> Records supplied
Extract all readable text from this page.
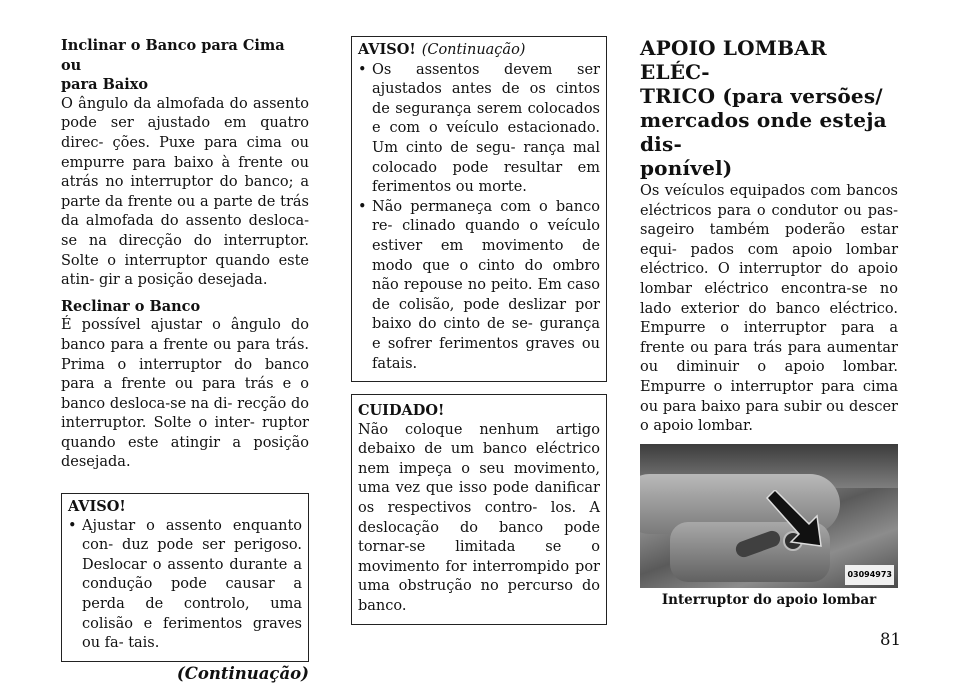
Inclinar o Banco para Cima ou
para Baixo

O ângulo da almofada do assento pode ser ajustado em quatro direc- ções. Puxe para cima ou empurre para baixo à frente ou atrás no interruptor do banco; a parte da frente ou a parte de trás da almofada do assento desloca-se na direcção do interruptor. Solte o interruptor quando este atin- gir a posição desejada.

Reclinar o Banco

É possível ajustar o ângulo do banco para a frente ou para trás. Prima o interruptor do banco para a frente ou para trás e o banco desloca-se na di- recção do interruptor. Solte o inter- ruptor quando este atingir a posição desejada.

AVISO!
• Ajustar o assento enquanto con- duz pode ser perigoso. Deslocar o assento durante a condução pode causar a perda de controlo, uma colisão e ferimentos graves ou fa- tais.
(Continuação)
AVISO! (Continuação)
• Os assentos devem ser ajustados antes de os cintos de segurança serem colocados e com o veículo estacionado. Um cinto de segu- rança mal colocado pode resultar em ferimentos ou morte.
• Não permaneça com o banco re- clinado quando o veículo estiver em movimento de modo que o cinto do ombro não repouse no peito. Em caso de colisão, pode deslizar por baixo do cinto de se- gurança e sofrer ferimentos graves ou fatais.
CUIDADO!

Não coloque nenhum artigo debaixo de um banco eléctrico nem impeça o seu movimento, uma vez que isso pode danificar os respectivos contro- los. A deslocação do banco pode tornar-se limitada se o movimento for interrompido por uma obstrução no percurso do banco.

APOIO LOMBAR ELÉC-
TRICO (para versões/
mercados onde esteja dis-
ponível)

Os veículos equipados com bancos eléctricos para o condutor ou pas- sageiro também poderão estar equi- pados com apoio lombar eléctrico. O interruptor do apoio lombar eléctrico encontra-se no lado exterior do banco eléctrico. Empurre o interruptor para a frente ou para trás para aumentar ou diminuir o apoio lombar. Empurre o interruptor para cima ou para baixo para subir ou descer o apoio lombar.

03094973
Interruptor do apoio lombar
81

---

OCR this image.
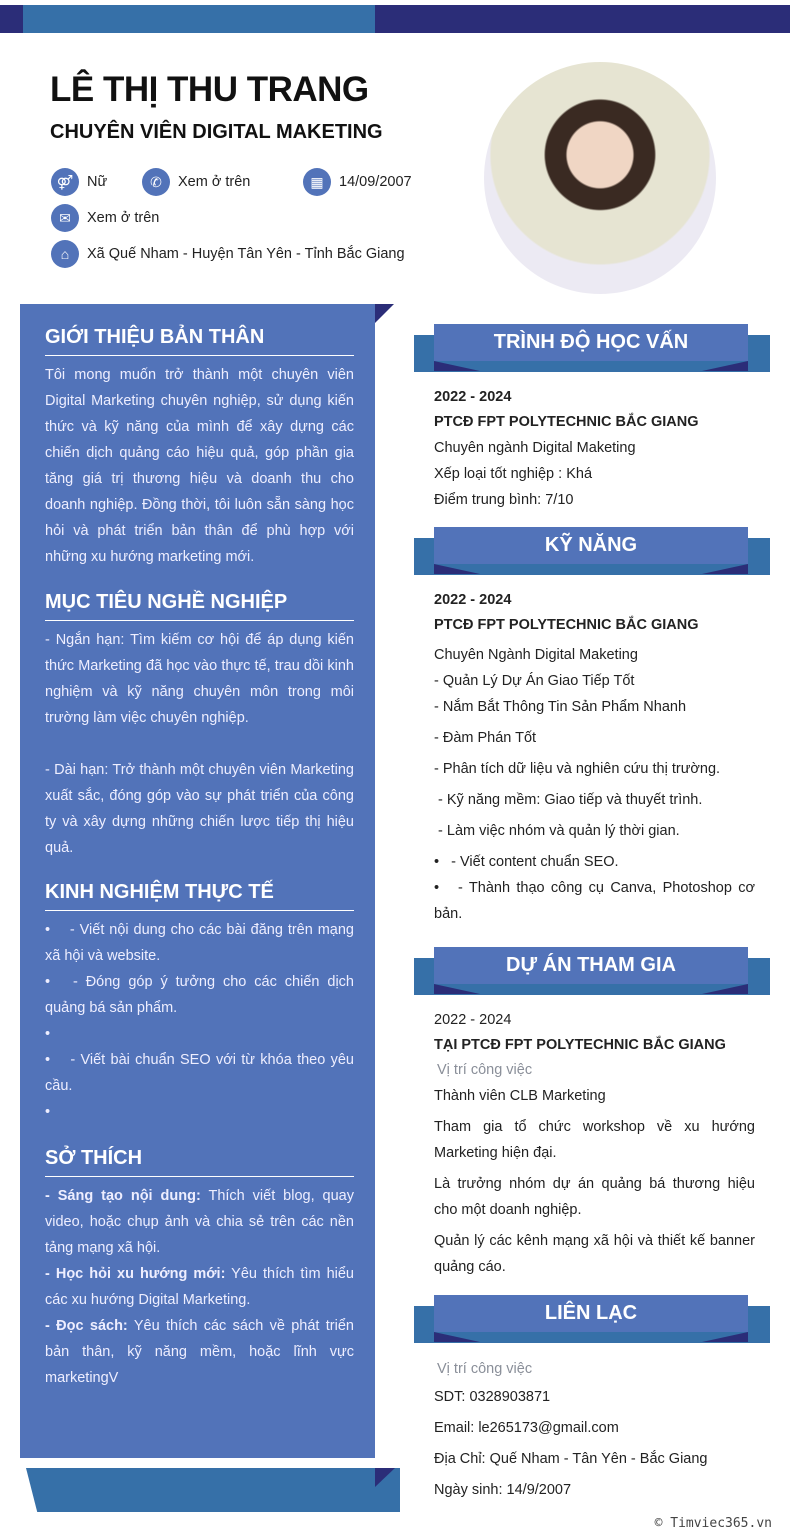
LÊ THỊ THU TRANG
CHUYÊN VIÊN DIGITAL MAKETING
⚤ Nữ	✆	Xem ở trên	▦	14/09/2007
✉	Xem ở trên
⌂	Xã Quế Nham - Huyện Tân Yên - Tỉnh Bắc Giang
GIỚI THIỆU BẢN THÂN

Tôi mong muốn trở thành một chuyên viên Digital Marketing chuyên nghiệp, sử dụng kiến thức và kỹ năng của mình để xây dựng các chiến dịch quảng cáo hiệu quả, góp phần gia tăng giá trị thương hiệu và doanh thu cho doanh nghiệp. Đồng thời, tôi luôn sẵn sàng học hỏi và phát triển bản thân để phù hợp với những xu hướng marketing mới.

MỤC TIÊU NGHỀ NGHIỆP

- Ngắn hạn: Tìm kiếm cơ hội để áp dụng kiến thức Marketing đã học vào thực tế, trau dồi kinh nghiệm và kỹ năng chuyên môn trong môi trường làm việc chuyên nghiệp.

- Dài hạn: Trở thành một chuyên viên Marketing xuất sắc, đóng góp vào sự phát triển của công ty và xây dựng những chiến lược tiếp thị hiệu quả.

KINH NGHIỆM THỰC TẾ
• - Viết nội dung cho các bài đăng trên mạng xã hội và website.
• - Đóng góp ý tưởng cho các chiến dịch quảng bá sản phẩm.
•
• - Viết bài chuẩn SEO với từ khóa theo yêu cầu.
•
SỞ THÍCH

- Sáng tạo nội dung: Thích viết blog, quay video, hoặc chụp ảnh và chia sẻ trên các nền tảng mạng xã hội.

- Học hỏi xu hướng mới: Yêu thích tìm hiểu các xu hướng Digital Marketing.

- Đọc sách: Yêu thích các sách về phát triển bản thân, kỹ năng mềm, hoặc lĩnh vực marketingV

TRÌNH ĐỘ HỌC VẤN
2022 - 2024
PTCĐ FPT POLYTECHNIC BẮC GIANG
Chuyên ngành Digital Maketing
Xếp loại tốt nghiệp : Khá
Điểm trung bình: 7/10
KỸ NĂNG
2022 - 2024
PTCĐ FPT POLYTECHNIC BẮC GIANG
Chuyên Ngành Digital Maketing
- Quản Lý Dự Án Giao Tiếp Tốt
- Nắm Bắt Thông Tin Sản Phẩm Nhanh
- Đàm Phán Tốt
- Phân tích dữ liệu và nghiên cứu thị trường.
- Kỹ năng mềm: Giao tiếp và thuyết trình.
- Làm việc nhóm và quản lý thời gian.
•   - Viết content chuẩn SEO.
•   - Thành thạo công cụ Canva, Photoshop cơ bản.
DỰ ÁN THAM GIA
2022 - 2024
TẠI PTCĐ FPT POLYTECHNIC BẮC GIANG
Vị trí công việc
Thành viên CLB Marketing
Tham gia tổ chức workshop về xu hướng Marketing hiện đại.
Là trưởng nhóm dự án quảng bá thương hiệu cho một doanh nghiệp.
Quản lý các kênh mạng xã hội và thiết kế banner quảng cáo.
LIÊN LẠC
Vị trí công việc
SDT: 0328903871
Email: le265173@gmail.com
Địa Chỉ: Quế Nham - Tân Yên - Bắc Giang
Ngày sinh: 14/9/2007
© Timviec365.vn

* * *

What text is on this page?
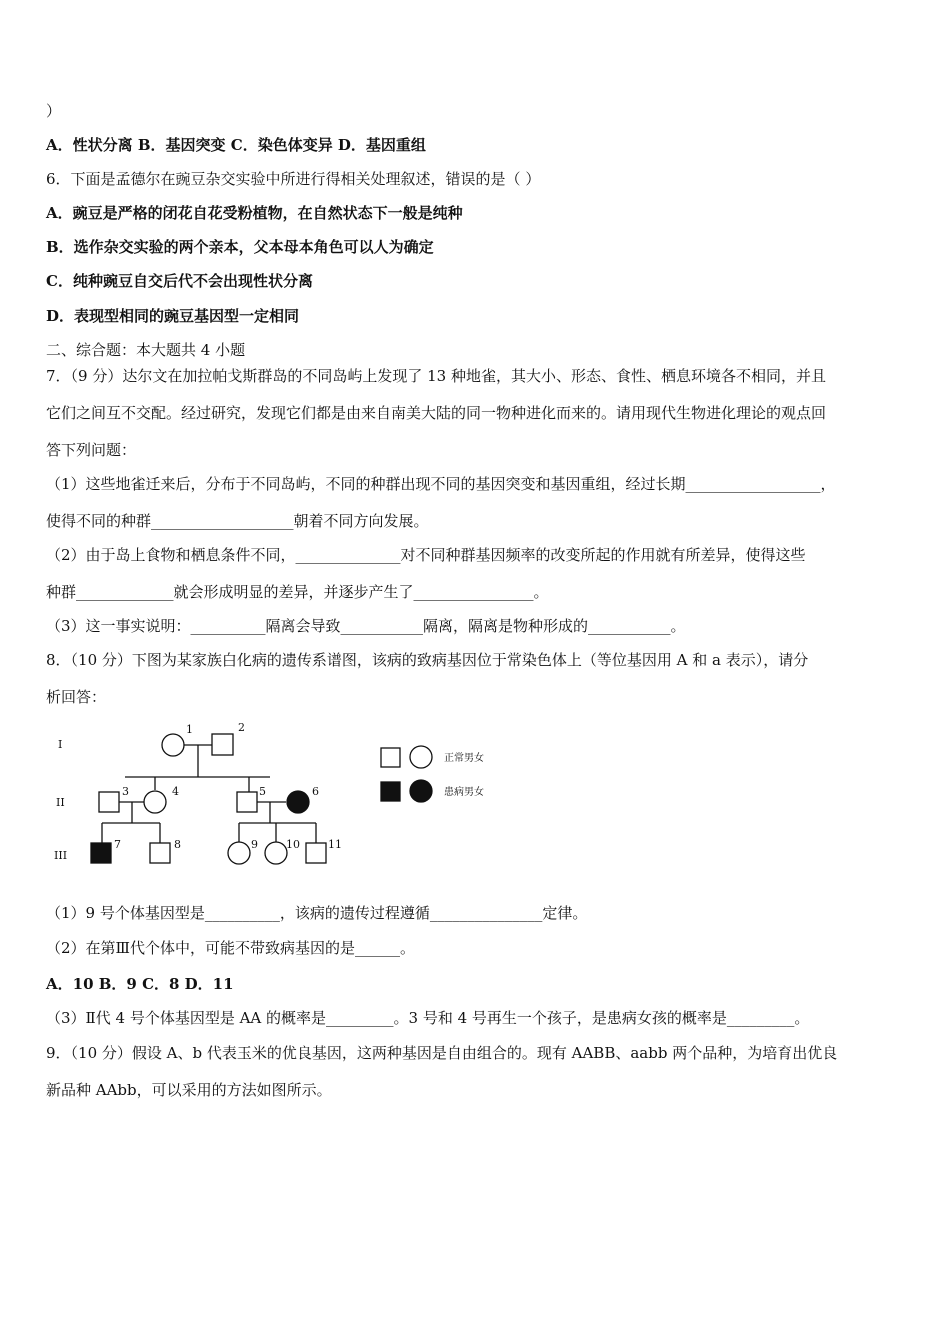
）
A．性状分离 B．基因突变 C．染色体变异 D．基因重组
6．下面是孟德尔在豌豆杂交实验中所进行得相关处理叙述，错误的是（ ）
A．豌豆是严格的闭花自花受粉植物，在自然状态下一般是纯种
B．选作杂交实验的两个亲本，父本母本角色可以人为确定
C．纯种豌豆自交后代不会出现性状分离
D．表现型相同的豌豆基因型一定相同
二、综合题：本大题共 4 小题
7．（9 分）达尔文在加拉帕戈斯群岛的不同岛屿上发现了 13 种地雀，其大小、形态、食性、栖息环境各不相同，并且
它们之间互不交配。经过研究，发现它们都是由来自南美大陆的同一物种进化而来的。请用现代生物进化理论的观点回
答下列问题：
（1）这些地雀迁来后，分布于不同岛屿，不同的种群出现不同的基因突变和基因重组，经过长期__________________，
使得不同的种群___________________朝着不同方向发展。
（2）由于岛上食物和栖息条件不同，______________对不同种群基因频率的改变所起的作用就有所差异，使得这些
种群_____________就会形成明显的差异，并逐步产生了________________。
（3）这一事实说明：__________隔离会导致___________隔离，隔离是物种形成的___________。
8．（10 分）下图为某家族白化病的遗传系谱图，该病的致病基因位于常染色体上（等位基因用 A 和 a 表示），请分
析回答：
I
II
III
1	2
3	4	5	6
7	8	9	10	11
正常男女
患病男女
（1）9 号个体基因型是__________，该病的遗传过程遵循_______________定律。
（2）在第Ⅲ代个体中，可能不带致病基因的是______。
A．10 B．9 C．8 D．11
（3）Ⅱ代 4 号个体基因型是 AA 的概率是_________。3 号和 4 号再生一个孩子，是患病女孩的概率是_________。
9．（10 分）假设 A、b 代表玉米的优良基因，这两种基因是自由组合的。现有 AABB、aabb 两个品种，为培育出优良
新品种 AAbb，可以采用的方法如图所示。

> Requirements
Count every line in the listing above that holds "hoặc", then report only the count.

> Answer to the exercise
2